::: Raw data

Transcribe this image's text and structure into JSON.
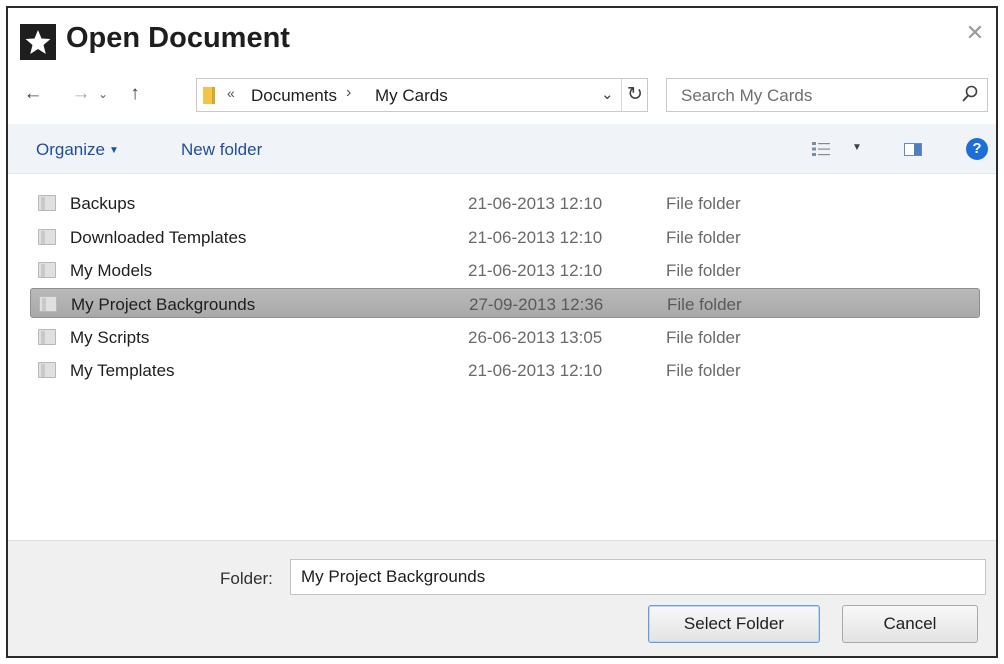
{
  "window": {
    "title": "Open Document",
    "close_glyph": "✕",
    "app_icon": "star-icon"
  },
  "navigation": {
    "back_glyph": "←",
    "forward_glyph": "→",
    "recent_glyph": "⌄",
    "up_glyph": "↑"
  },
  "address_bar": {
    "overflow_glyph": "«",
    "breadcrumbs": [
      "Documents",
      "My Cards"
    ],
    "separator": "›",
    "dropdown_glyph": "⌄",
    "refresh_glyph": "↻"
  },
  "search": {
    "placeholder": "Search My Cards",
    "icon": "search-icon"
  },
  "toolbar": {
    "organize_label": "Organize",
    "organize_caret": "▼",
    "new_folder_label": "New folder",
    "views_icon": "view-list-icon",
    "views_caret": "▼",
    "preview_icon": "preview-pane-icon",
    "help_glyph": "?"
  },
  "files": [
    {
      "name": "Backups",
      "date": "21-06-2013 12:10",
      "type": "File folder"
    },
    {
      "name": "Downloaded Templates",
      "date": "21-06-2013 12:10",
      "type": "File folder"
    },
    {
      "name": "My Models",
      "date": "21-06-2013 12:10",
      "type": "File folder"
    },
    {
      "name": "My Project Backgrounds",
      "date": "27-09-2013 12:36",
      "type": "File folder"
    },
    {
      "name": "My Scripts",
      "date": "26-06-2013 13:05",
      "type": "File folder"
    },
    {
      "name": "My Templates",
      "date": "21-06-2013 12:10",
      "type": "File folder"
    }
  ],
  "selected_file": "My Project Backgrounds",
  "footer": {
    "folder_label": "Folder:",
    "folder_value": "My Project Backgrounds",
    "select_button": "Select Folder",
    "cancel_button": "Cancel"
  },
  "colors": {
    "link_blue": "#1f4e9c",
    "help_blue": "#1c6fd6",
    "selection_gray": "#b0b0b0",
    "folder_yellow": "#f2c54a"
  }
}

::::::

**Your goal:** Quote the full listing above word for word; exclude every picture from the copy.

**Exercise result:**
Transcribe this image's text and structure into JSON.
{
  "window": {
    "title": "Open Document",
    "close_glyph": "✕",
    "app_icon": "star-icon"
  },
  "navigation": {
    "back_glyph": "←",
    "forward_glyph": "→",
    "recent_glyph": "⌄",
    "up_glyph": "↑"
  },
  "address_bar": {
    "overflow_glyph": "«",
    "breadcrumbs": [
      "Documents",
      "My Cards"
    ],
    "separator": "›",
    "dropdown_glyph": "⌄",
    "refresh_glyph": "↻"
  },
  "search": {
    "placeholder": "Search My Cards",
    "icon": "search-icon"
  },
  "toolbar": {
    "organize_label": "Organize",
    "organize_caret": "▼",
    "new_folder_label": "New folder",
    "views_icon": "view-list-icon",
    "views_caret": "▼",
    "preview_icon": "preview-pane-icon",
    "help_glyph": "?"
  },
  "files": [
    {
      "name": "Backups",
      "date": "21-06-2013 12:10",
      "type": "File folder"
    },
    {
      "name": "Downloaded Templates",
      "date": "21-06-2013 12:10",
      "type": "File folder"
    },
    {
      "name": "My Models",
      "date": "21-06-2013 12:10",
      "type": "File folder"
    },
    {
      "name": "My Project Backgrounds",
      "date": "27-09-2013 12:36",
      "type": "File folder"
    },
    {
      "name": "My Scripts",
      "date": "26-06-2013 13:05",
      "type": "File folder"
    },
    {
      "name": "My Templates",
      "date": "21-06-2013 12:10",
      "type": "File folder"
    }
  ],
  "selected_file": "My Project Backgrounds",
  "footer": {
    "folder_label": "Folder:",
    "folder_value": "My Project Backgrounds",
    "select_button": "Select Folder",
    "cancel_button": "Cancel"
  },
  "colors": {
    "link_blue": "#1f4e9c",
    "help_blue": "#1c6fd6",
    "selection_gray": "#b0b0b0",
    "folder_yellow": "#f2c54a"
  }
}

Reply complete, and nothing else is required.